#### PROBLEM STATEMENT
Extract every record, exactly as written, and ignore the pictures.

*** AVAILABLE DATA

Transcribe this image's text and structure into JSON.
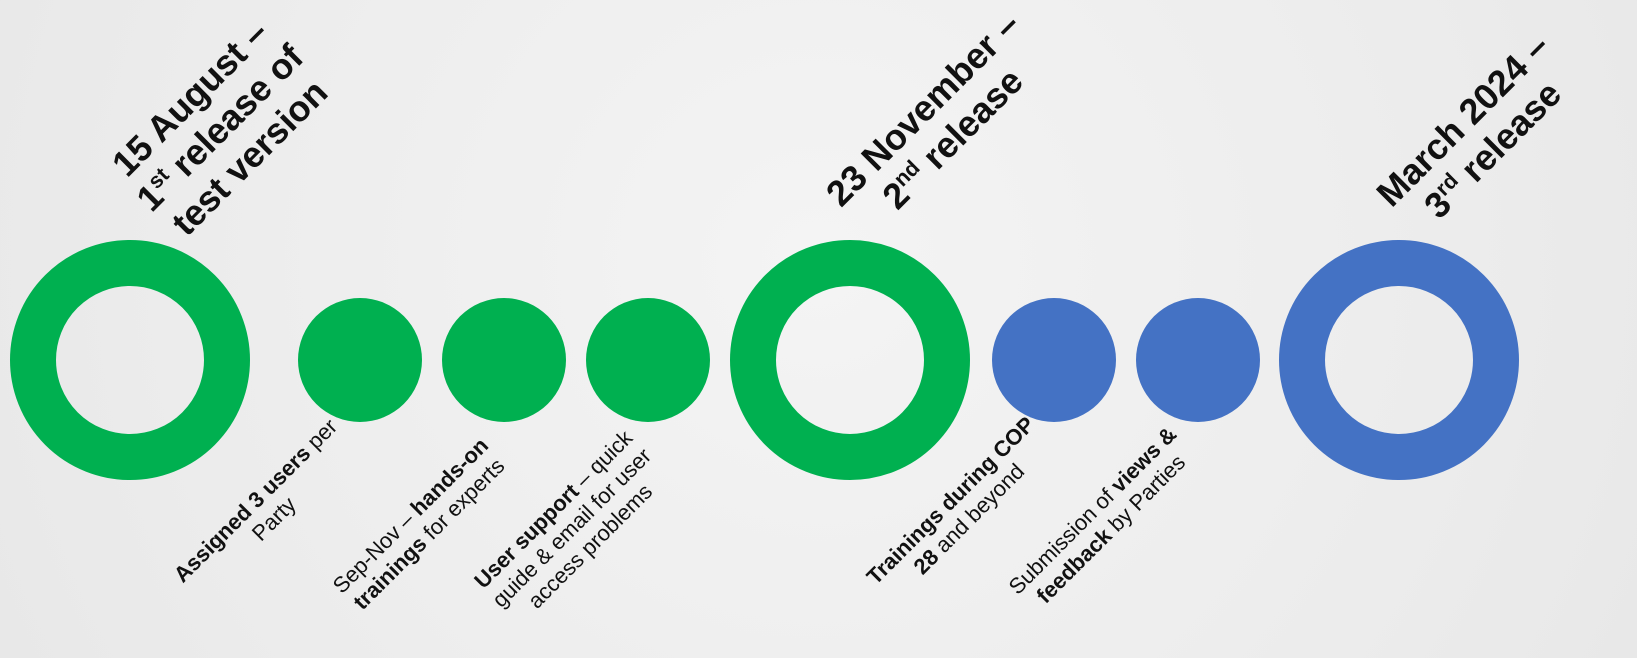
{
  "colors": {
    "green": "#00b050",
    "blue": "#4472c4",
    "text": "#111111",
    "background": "#efefef"
  },
  "milestones": [
    {
      "date": "15 August –",
      "release_num": "1",
      "release_sup": "st",
      "release_text": " release of",
      "extra": "test version",
      "color": "green"
    },
    {
      "date": "23 November –",
      "release_num": "2",
      "release_sup": "nd",
      "release_text": " release",
      "extra": "",
      "color": "green"
    },
    {
      "date": "March 2024 –",
      "release_num": "3",
      "release_sup": "rd",
      "release_text": " release",
      "extra": "",
      "color": "blue"
    }
  ],
  "steps": [
    {
      "color": "green",
      "line1_bold": "Assigned 3 users",
      "line1_rest": " per",
      "line2_pre": "Party",
      "line2_bold": "",
      "line2_rest": ""
    },
    {
      "color": "green",
      "line1_pre": "Sep-Nov – ",
      "line1_bold": "hands-on",
      "line2_bold": "trainings",
      "line2_rest": " for experts"
    },
    {
      "color": "green",
      "line1_bold": "User support",
      "line1_rest": " – quick",
      "line2": "guide & email for user",
      "line3": "access problems"
    },
    {
      "color": "blue",
      "line1_bold": "Trainings during COP",
      "line2_bold": "28",
      "line2_rest": " and beyond"
    },
    {
      "color": "blue",
      "line1_pre": "Submission of ",
      "line1_bold": "views &",
      "line2_bold": "feedback",
      "line2_rest": " by Parties"
    }
  ]
}
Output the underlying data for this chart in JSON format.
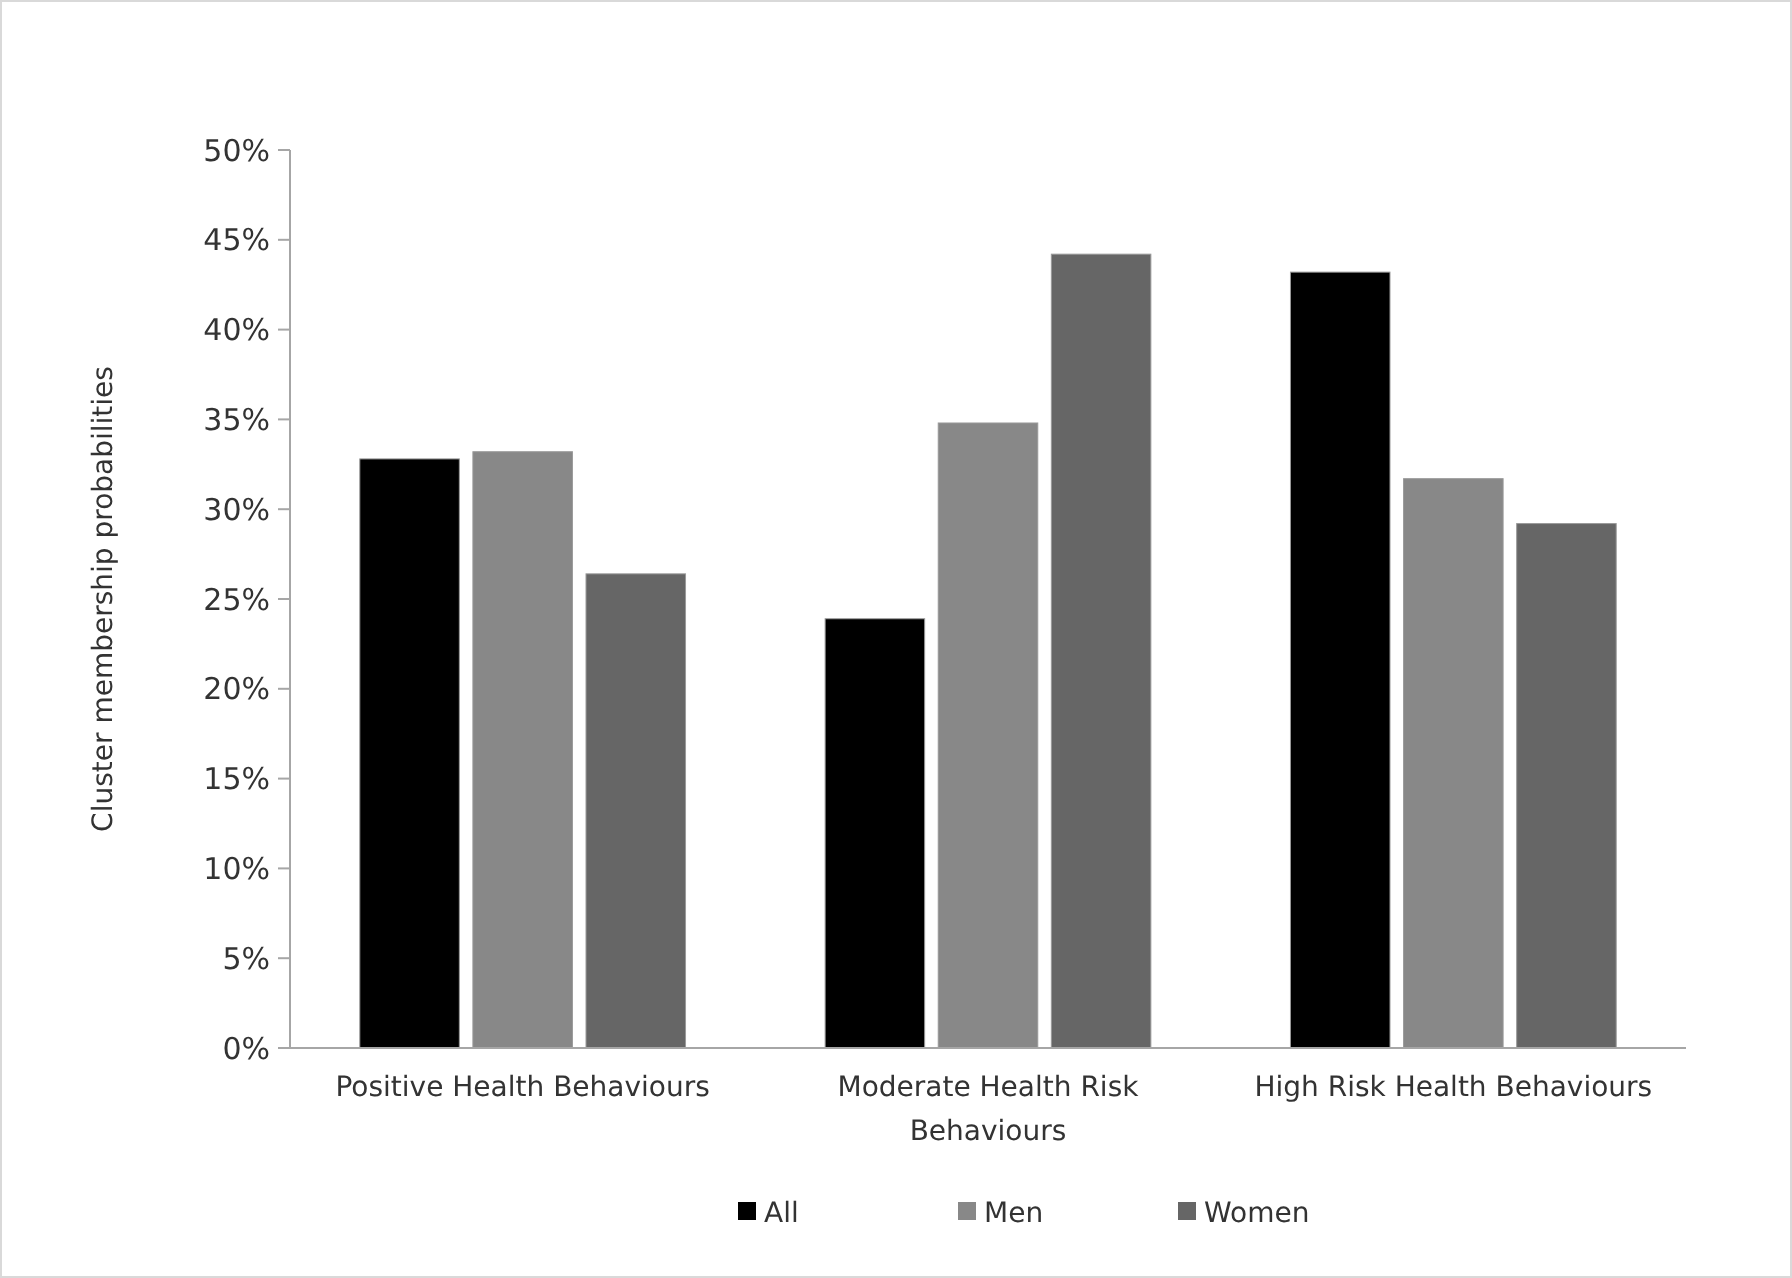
{
  "chart_data": {
    "type": "bar",
    "ylabel": "Cluster membership probabilities",
    "categories": [
      "Positive Health Behaviours",
      "Moderate Health Risk Behaviours",
      "High Risk Health Behaviours"
    ],
    "series": [
      {
        "name": "All",
        "color": "#000000",
        "values": [
          32.8,
          23.9,
          43.2
        ]
      },
      {
        "name": "Men",
        "color": "#888888",
        "values": [
          33.2,
          34.8,
          31.7
        ]
      },
      {
        "name": "Women",
        "color": "#666666",
        "values": [
          26.4,
          44.2,
          29.2
        ]
      }
    ],
    "ylim": [
      0,
      50
    ],
    "yticks": [
      {
        "value": 0,
        "label": "0%"
      },
      {
        "value": 5,
        "label": "5%"
      },
      {
        "value": 10,
        "label": "10%"
      },
      {
        "value": 15,
        "label": "15%"
      },
      {
        "value": 20,
        "label": "20%"
      },
      {
        "value": 25,
        "label": "25%"
      },
      {
        "value": 30,
        "label": "30%"
      },
      {
        "value": 35,
        "label": "35%"
      },
      {
        "value": 40,
        "label": "40%"
      },
      {
        "value": 45,
        "label": "45%"
      },
      {
        "value": 50,
        "label": "50%"
      }
    ],
    "grid": false,
    "legend": "bottom"
  }
}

******

#### RESPONSE FOR THIS EXERCISE
Transcribe this image's text and structure into JSON.
{
  "colors": {
    "green": "#00b050",
    "blue": "#4472c4",
    "text": "#111111",
    "background": "#efefef"
  },
  "milestones": [
    {
      "date": "15 August –",
      "release_num": "1",
      "release_sup": "st",
      "release_text": " release of",
      "extra": "test version",
      "color": "green"
    },
    {
      "date": "23 November –",
      "release_num": "2",
      "release_sup": "nd",
      "release_text": " release",
      "extra": "",
      "color": "green"
    },
    {
      "date": "March 2024 –",
      "release_num": "3",
      "release_sup": "rd",
      "release_text": " release",
      "extra": "",
      "color": "blue"
    }
  ],
  "steps": [
    {
      "color": "green",
      "line1_bold": "Assigned 3 users",
      "line1_rest": " per",
      "line2_pre": "Party",
      "line2_bold": "",
      "line2_rest": ""
    },
    {
      "color": "green",
      "line1_pre": "Sep-Nov – ",
      "line1_bold": "hands-on",
      "line2_bold": "trainings",
      "line2_rest": " for experts"
    },
    {
      "color": "green",
      "line1_bold": "User support",
      "line1_rest": " – quick",
      "line2": "guide & email for user",
      "line3": "access problems"
    },
    {
      "color": "blue",
      "line1_bold": "Trainings during COP",
      "line2_bold": "28",
      "line2_rest": " and beyond"
    },
    {
      "color": "blue",
      "line1_pre": "Submission of ",
      "line1_bold": "views &",
      "line2_bold": "feedback",
      "line2_rest": " by Parties"
    }
  ]
}
Output the underlying data for this chart in JSON format.
{
  "chart_data": {
    "type": "bar",
    "ylabel": "Cluster membership probabilities",
    "categories": [
      "Positive Health Behaviours",
      "Moderate Health Risk Behaviours",
      "High Risk Health Behaviours"
    ],
    "series": [
      {
        "name": "All",
        "color": "#000000",
        "values": [
          32.8,
          23.9,
          43.2
        ]
      },
      {
        "name": "Men",
        "color": "#888888",
        "values": [
          33.2,
          34.8,
          31.7
        ]
      },
      {
        "name": "Women",
        "color": "#666666",
        "values": [
          26.4,
          44.2,
          29.2
        ]
      }
    ],
    "ylim": [
      0,
      50
    ],
    "yticks": [
      {
        "value": 0,
        "label": "0%"
      },
      {
        "value": 5,
        "label": "5%"
      },
      {
        "value": 10,
        "label": "10%"
      },
      {
        "value": 15,
        "label": "15%"
      },
      {
        "value": 20,
        "label": "20%"
      },
      {
        "value": 25,
        "label": "25%"
      },
      {
        "value": 30,
        "label": "30%"
      },
      {
        "value": 35,
        "label": "35%"
      },
      {
        "value": 40,
        "label": "40%"
      },
      {
        "value": 45,
        "label": "45%"
      },
      {
        "value": 50,
        "label": "50%"
      }
    ],
    "grid": false,
    "legend": "bottom"
  }
}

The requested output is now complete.